If a visitor to these villages walks through them, he will be struck by a most unusual sight: no villager has a goat, sheep or even chicken. Or phones and transistor radio sets. Only the bandit section of these settlements have live animals of any type. There is no school in this cluster of villages. They had one many years ago, but the three teachers were abducted, released after payment of ransoms and had promptly relocated. The school now serves as residence of an extremely temperamental leader of the bandits and his assortment of relations and bodyguards.
The villages have no market in the traditional sense of a physical location where people buy and sell goods and products. Truth is, no one has anything to sell, and no one has any money to buy anything Virtually everyone lives off what they produce, and when they run short, neighbours pitch in with the little available.Bandits have money, but they get their supplies from markets and other sources far away from these villages.
There is a different life a little distance from the villages, made up of bandits usually drunk to their eyeballs or high on all types of drugs, women of easy virtue brought in from towns, musicians willing to brave it and itinerant people providing services, such as those who perform medical services, trainers on firearms and charm providers. There are also kidnapped people permanently surrounded by bandits, some as young as 14. On some nights, you will hear a mixture of music, screams and sporadic shootings. Generally, villagers are not encouraged to venture into bandit territory. Parents whose young men had long defected to the bandits wonder if their young ones are part of the merriments.

○ ○ ○ ○

▸ **ACTIVITIES**:
- 1) According to the account of the bandit-held villages, what does no villager have? List every item.
- 2) How would you put this sentence from the account of the bandit-held villages into Spanish: "Generally, villagers are not encouraged to venture into bandit territory."
- 3) Write what comes next in the account of the bandit-held villages, picking up after its final sentence.

Structured page parsing data
○ ○ ○ ○

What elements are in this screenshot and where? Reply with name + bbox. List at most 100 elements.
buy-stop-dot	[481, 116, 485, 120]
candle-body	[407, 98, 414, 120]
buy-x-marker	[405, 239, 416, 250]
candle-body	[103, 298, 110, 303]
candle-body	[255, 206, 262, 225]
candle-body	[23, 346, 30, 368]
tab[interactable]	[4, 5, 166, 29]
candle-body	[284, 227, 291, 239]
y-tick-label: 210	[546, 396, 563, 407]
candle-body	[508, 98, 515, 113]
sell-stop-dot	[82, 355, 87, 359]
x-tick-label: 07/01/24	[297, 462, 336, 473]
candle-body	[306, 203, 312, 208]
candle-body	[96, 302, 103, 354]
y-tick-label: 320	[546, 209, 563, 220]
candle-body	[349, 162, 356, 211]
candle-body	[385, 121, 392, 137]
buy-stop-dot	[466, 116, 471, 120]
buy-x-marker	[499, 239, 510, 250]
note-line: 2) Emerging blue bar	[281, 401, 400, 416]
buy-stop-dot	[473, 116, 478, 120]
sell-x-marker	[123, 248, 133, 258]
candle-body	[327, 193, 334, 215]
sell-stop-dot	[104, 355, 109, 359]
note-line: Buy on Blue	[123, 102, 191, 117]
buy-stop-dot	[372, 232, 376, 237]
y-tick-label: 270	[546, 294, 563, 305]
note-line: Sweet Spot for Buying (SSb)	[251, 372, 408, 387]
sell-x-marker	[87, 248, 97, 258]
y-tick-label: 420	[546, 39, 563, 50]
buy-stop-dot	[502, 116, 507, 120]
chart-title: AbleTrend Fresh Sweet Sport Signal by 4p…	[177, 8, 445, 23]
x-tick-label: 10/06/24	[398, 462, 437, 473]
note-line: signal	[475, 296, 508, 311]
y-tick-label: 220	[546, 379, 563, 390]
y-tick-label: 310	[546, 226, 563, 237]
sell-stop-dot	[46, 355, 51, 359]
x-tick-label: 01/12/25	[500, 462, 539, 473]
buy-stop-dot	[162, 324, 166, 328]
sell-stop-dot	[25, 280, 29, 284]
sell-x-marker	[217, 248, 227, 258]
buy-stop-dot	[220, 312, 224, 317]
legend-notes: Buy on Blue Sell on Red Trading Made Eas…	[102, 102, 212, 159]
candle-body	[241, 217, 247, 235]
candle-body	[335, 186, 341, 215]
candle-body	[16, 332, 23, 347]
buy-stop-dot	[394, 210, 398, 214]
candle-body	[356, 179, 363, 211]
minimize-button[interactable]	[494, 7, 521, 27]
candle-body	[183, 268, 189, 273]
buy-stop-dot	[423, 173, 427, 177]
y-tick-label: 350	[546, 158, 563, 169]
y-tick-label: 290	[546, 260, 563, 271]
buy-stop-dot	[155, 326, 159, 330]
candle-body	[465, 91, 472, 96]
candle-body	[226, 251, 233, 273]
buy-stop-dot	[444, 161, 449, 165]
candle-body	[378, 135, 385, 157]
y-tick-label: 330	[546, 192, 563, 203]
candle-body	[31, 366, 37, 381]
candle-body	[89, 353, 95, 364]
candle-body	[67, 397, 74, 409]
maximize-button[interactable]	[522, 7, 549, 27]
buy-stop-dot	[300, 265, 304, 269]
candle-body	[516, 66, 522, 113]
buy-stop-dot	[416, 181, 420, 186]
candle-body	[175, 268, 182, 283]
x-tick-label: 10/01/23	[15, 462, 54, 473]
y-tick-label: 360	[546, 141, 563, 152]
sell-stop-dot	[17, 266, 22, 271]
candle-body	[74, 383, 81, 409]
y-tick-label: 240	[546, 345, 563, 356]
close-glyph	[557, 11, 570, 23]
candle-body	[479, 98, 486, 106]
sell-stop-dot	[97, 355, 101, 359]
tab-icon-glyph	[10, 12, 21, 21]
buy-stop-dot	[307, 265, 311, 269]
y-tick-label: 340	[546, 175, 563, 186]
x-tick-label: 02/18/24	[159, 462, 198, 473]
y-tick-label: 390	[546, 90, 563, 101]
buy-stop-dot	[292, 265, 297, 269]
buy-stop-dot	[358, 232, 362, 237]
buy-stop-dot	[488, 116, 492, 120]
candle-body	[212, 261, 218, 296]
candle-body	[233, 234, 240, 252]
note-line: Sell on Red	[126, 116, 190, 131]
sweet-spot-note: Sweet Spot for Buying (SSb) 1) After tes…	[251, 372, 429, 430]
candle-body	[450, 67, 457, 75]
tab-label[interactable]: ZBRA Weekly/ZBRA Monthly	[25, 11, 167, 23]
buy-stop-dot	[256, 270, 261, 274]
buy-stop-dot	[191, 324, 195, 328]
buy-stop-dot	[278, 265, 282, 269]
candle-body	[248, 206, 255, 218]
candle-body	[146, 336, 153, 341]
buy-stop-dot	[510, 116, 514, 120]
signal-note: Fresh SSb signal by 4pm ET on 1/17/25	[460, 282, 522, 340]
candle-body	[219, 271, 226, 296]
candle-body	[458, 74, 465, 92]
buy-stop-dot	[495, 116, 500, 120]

○ ○ ○ ○

▸ **SET OF ANSWERS**:
- 1)
- Goat
- Sheep
- Chicken
- Phones
- Transistor radio sets

- 2) Por lo general, no se anima a los aldeanos a aventurarse en territorio de los bandidos.

- 3)
Life in the villages is regimented. Prayers are allowed, but the head bandit and advisers have discouraged call to prayers that often disturb their sleep. There are no Islamic schools or rural clinics. Women have died during childbirth. The villagers buried them quietly. There are very few young females in the villages. Forays by bandits who lined up pubescent females and young ladies and took them away twos or threes on motorcycles, sometime for weeks before they are returned, have forced parents and husbands to pay unofficial vigilantes to sneak them out of the villages at night. The few times they were caught, they were made telling examples to those who attempt to prevent or avoid being routinely gang-raped, activities the bandits approached with a pronounced sense of entitlement.
Last Sallah, the leader of the bandits donated a cow to the village. The next day, he came personally with his entourage to meet with hamlet heads of the 10 villages, their Imams and youth leaders. He had a list of seven secret vigilante members that lived among the villagers. His demand was simple: hand them over, or provide any seven persons in their place who will suffer the penalties usually reserved for vigilantes.
The bandits left after three hours with all seven on the list. No one knows what happened to them. In the three hours they waited, the leader of the bandits delivered a long lecture to the villagers to improve their relations with them, as nothing serious will change their situation. The villagers believed him. A few weeks ago, they agreed to send away all people who have been involved with vigilantes. The villagers now live in the hope that this is enough for a little more peace.